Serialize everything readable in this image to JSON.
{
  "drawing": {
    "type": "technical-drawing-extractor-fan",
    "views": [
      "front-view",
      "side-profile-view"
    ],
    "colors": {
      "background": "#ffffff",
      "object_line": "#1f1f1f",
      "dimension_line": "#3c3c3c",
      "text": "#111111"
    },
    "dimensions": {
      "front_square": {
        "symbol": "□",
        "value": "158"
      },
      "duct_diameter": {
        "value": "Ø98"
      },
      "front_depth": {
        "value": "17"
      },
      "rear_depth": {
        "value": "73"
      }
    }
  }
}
---
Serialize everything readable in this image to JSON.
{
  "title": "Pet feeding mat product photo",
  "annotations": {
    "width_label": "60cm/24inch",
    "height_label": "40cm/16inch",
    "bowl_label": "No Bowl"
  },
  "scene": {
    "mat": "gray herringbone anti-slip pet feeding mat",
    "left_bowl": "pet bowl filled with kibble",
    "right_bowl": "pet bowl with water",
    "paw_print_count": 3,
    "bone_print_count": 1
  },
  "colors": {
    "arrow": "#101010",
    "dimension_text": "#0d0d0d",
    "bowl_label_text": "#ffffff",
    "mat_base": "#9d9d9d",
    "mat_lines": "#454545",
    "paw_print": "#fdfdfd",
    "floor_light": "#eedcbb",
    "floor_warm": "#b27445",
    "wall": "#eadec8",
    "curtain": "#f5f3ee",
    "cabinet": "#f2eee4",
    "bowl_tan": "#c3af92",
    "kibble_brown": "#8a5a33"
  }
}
---
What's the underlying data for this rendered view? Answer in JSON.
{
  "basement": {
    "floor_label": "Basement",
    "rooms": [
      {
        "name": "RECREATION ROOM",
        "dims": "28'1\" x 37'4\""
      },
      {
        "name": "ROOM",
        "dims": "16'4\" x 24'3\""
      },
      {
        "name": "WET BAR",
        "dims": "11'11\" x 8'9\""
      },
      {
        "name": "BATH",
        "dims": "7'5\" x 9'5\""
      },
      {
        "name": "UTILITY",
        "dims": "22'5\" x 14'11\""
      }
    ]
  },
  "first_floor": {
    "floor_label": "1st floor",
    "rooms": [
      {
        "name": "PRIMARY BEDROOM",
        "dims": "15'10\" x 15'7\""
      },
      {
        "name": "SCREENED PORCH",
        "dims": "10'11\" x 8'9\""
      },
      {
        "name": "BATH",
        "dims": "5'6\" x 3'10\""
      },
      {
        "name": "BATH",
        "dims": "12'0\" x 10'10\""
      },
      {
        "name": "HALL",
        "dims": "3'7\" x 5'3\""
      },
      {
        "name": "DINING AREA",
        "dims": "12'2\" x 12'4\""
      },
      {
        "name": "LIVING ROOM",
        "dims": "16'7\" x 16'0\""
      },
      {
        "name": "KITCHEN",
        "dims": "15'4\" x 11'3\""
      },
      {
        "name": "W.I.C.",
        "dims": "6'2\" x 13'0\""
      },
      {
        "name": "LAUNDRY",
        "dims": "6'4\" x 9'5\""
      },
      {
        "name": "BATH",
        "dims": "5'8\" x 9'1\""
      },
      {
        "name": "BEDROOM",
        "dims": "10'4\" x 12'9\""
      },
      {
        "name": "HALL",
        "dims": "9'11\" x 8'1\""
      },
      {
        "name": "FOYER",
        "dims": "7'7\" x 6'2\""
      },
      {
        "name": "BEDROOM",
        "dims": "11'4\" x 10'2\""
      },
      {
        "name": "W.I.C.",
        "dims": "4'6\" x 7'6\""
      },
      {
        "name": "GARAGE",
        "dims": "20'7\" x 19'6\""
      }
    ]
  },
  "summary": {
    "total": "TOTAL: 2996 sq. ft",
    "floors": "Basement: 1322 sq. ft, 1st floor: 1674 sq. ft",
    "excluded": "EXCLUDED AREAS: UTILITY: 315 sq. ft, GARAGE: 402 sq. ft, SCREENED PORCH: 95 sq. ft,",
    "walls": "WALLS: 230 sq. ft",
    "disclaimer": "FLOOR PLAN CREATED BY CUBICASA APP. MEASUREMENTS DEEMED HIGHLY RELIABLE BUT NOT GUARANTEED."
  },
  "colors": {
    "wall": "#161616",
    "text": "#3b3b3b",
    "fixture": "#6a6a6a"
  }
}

**Do this:** Within the data above, pick out all lines holding the word "PORCH".

**Output:**
        "name": "SCREENED PORCH",
    "excluded": "EXCLUDED AREAS: UTILITY: 315 sq. ft, GARAGE: 402 sq. ft, SCREENED PORCH: 95 sq. ft,",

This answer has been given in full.